-- start --
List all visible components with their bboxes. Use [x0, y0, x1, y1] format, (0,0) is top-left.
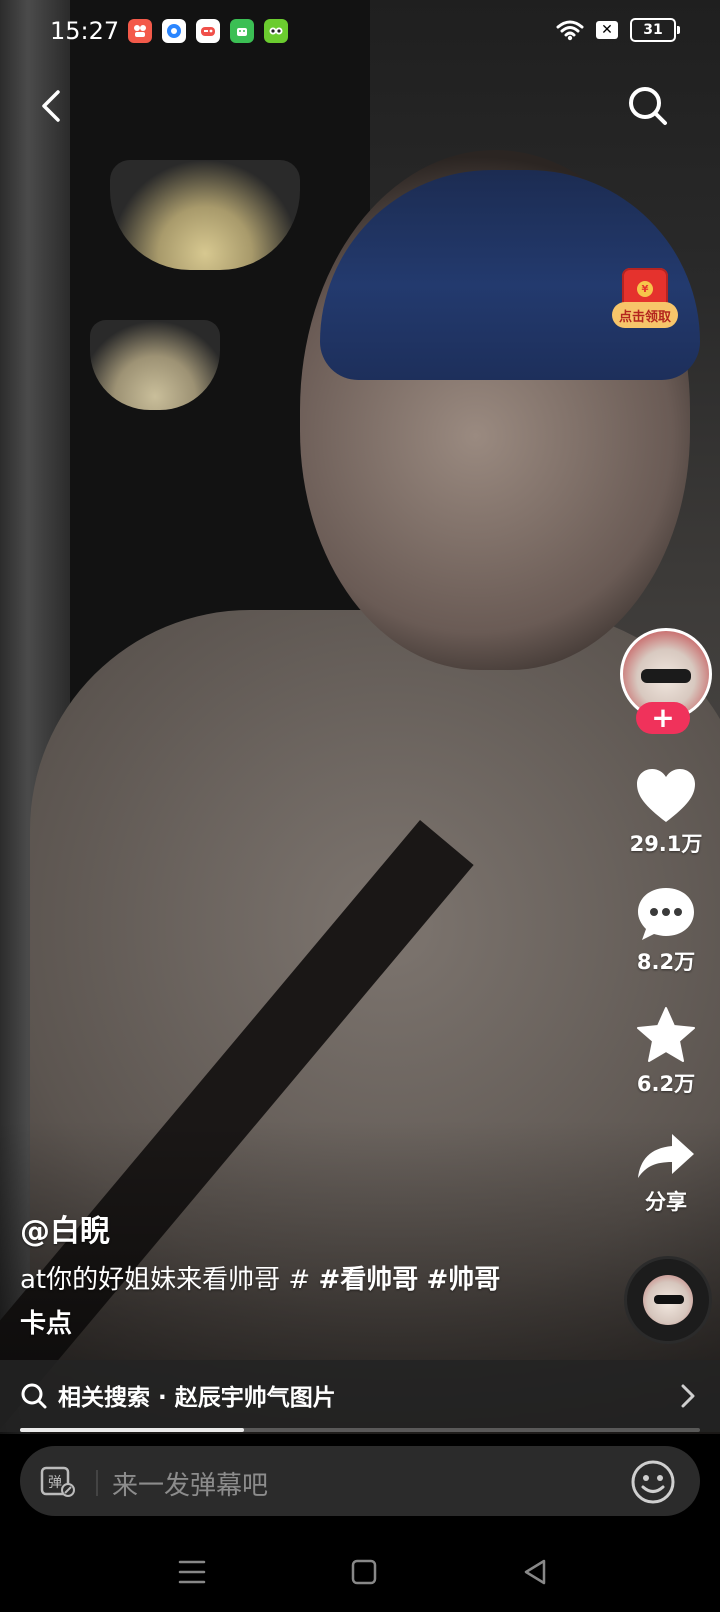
- kuaishou-app-icon: [128, 19, 152, 43]
- favorite-button[interactable]: 6.2万: [626, 1006, 706, 1098]
- no-sim-icon: ✕: [596, 21, 618, 39]
- like-count: 29.1万: [629, 832, 703, 856]
- duolingo-app-icon: [264, 19, 288, 43]
- status-indicators: ✕ 31: [556, 18, 680, 42]
- like-button[interactable]: 29.1万: [626, 768, 706, 858]
- red-envelope-button[interactable]: ¥ 点击领取: [612, 268, 678, 334]
- description-text: at你的好姐妹来看帅哥 #: [20, 1265, 319, 1295]
- playback-progress-bar[interactable]: [20, 1428, 700, 1432]
- status-bar: 15:27 ✕ 31: [0, 0, 720, 64]
- back-nav-icon[interactable]: [516, 1552, 556, 1592]
- plus-icon: +: [651, 701, 675, 734]
- danmu-icon-label: 弹: [48, 1475, 62, 1491]
- share-label: 分享: [645, 1190, 687, 1214]
- status-time: 15:27: [50, 17, 120, 45]
- heart-icon: [637, 769, 695, 822]
- video-description: at你的好姐妹来看帅哥 # #看帅哥 #帅哥卡点: [20, 1258, 560, 1346]
- coin-icon: ¥: [637, 281, 653, 297]
- comment-count: 8.2万: [636, 950, 696, 974]
- danmu-input-bar[interactable]: 弹 来一发弹幕吧: [20, 1446, 700, 1516]
- search-icon[interactable]: [626, 84, 670, 128]
- follow-button[interactable]: +: [636, 702, 690, 734]
- chevron-right-icon: [681, 1384, 695, 1408]
- music-disc[interactable]: [624, 1256, 712, 1344]
- star-icon: [637, 1007, 695, 1062]
- related-search-label: 相关搜索 · 赵辰宇帅气图片: [58, 1385, 336, 1411]
- wifi-icon: [556, 20, 584, 41]
- related-search-icon: [21, 1383, 47, 1409]
- battery-icon: 31: [630, 18, 680, 42]
- author-name[interactable]: @白睨: [20, 1206, 110, 1250]
- system-navigation-bar: [0, 1532, 720, 1612]
- share-arrow-icon: [638, 1134, 694, 1178]
- battery-level: 31: [643, 22, 663, 38]
- comment-icon: [638, 888, 694, 940]
- home-nav-icon[interactable]: [344, 1552, 384, 1592]
- video-player-screen: 15:27 ✕ 31 ¥ 点击领取 + 29.1万 8.2万 6.2万 分享 @…: [0, 0, 720, 1612]
- red-envelope-label: 点击领取: [612, 302, 678, 328]
- playback-progress-fill: [20, 1428, 245, 1432]
- share-button[interactable]: 分享: [626, 1130, 706, 1216]
- hashtag-kan-shuaige[interactable]: #看帅哥: [318, 1265, 418, 1295]
- danmu-separator: [96, 1470, 98, 1496]
- music-disc-glasses: [654, 1295, 684, 1304]
- game-app-icon: [196, 19, 220, 43]
- notification-app-icons: [128, 19, 288, 43]
- back-arrow-icon[interactable]: [34, 86, 74, 126]
- danmu-toggle-icon[interactable]: 弹: [40, 1466, 76, 1498]
- avatar-glasses: [641, 669, 691, 683]
- hashtag-shuaige[interactable]: #帅哥: [427, 1265, 501, 1295]
- comment-button[interactable]: 8.2万: [626, 886, 706, 976]
- emoji-icon[interactable]: [630, 1459, 676, 1505]
- favorite-count: 6.2万: [636, 1072, 696, 1096]
- android-app-icon: [230, 19, 254, 43]
- danmu-input-placeholder[interactable]: 来一发弹幕吧: [112, 1465, 268, 1502]
- related-search-bar[interactable]: 相关搜索 · 赵辰宇帅气图片: [0, 1360, 720, 1432]
- browser-app-icon: [162, 19, 186, 43]
- menu-nav-icon[interactable]: [172, 1552, 212, 1592]
- description-text-end: 卡点: [20, 1309, 73, 1339]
-- end --
# The problem:
Update the entries above by replacing every occurrence of "danmu" with "barrage" and leaving everything else unchanged. Omit the pictures from your answer.

# Task answer:
List all visible components with their bboxes. Use [x0, y0, x1, y1] format, (0,0) is top-left.
- kuaishou-app-icon: [128, 19, 152, 43]
- favorite-button[interactable]: 6.2万: [626, 1006, 706, 1098]
- no-sim-icon: ✕: [596, 21, 618, 39]
- like-count: 29.1万: [629, 832, 703, 856]
- duolingo-app-icon: [264, 19, 288, 43]
- status-indicators: ✕ 31: [556, 18, 680, 42]
- like-button[interactable]: 29.1万: [626, 768, 706, 858]
- red-envelope-button[interactable]: ¥ 点击领取: [612, 268, 678, 334]
- description-text: at你的好姐妹来看帅哥 #: [20, 1265, 319, 1295]
- playback-progress-bar[interactable]: [20, 1428, 700, 1432]
- status-bar: 15:27 ✕ 31: [0, 0, 720, 64]
- back-nav-icon[interactable]: [516, 1552, 556, 1592]
- plus-icon: +: [651, 701, 675, 734]
- barrage-icon-label: 弹: [48, 1475, 62, 1491]
- share-label: 分享: [645, 1190, 687, 1214]
- status-time: 15:27: [50, 17, 120, 45]
- heart-icon: [637, 769, 695, 822]
- video-description: at你的好姐妹来看帅哥 # #看帅哥 #帅哥卡点: [20, 1258, 560, 1346]
- coin-icon: ¥: [637, 281, 653, 297]
- comment-count: 8.2万: [636, 950, 696, 974]
- barrage-input-bar[interactable]: 弹 来一发弹幕吧: [20, 1446, 700, 1516]
- search-icon[interactable]: [626, 84, 670, 128]
- follow-button[interactable]: +: [636, 702, 690, 734]
- chevron-right-icon: [681, 1384, 695, 1408]
- music-disc[interactable]: [624, 1256, 712, 1344]
- star-icon: [637, 1007, 695, 1062]
- related-search-label: 相关搜索 · 赵辰宇帅气图片: [58, 1385, 336, 1411]
- wifi-icon: [556, 20, 584, 41]
- related-search-icon: [21, 1383, 47, 1409]
- battery-icon: 31: [630, 18, 680, 42]
- author-name[interactable]: @白睨: [20, 1206, 110, 1250]
- system-navigation-bar: [0, 1532, 720, 1612]
- share-arrow-icon: [638, 1134, 694, 1178]
- battery-level: 31: [643, 22, 663, 38]
- comment-icon: [638, 888, 694, 940]
- home-nav-icon[interactable]: [344, 1552, 384, 1592]
- video-player-screen: 15:27 ✕ 31 ¥ 点击领取 + 29.1万 8.2万 6.2万 分享 @…: [0, 0, 720, 1612]
- red-envelope-label: 点击领取: [612, 302, 678, 328]
- playback-progress-fill: [20, 1428, 245, 1432]
- share-button[interactable]: 分享: [626, 1130, 706, 1216]
- hashtag-kan-shuaige[interactable]: #看帅哥: [318, 1265, 418, 1295]
- barrage-separator: [96, 1470, 98, 1496]
- music-disc-glasses: [654, 1295, 684, 1304]
- game-app-icon: [196, 19, 220, 43]
- notification-app-icons: [128, 19, 288, 43]
- back-arrow-icon[interactable]: [34, 86, 74, 126]
- barrage-toggle-icon[interactable]: 弹: [40, 1466, 76, 1498]
- avatar-glasses: [641, 669, 691, 683]
- hashtag-shuaige[interactable]: #帅哥: [427, 1265, 501, 1295]
- comment-button[interactable]: 8.2万: [626, 886, 706, 976]
- emoji-icon[interactable]: [630, 1459, 676, 1505]
- favorite-count: 6.2万: [636, 1072, 696, 1096]
- android-app-icon: [230, 19, 254, 43]
- barrage-input-placeholder[interactable]: 来一发弹幕吧: [112, 1465, 268, 1502]
- related-search-bar[interactable]: 相关搜索 · 赵辰宇帅气图片: [0, 1360, 720, 1432]
- browser-app-icon: [162, 19, 186, 43]
- menu-nav-icon[interactable]: [172, 1552, 212, 1592]
- description-text-end: 卡点: [20, 1309, 73, 1339]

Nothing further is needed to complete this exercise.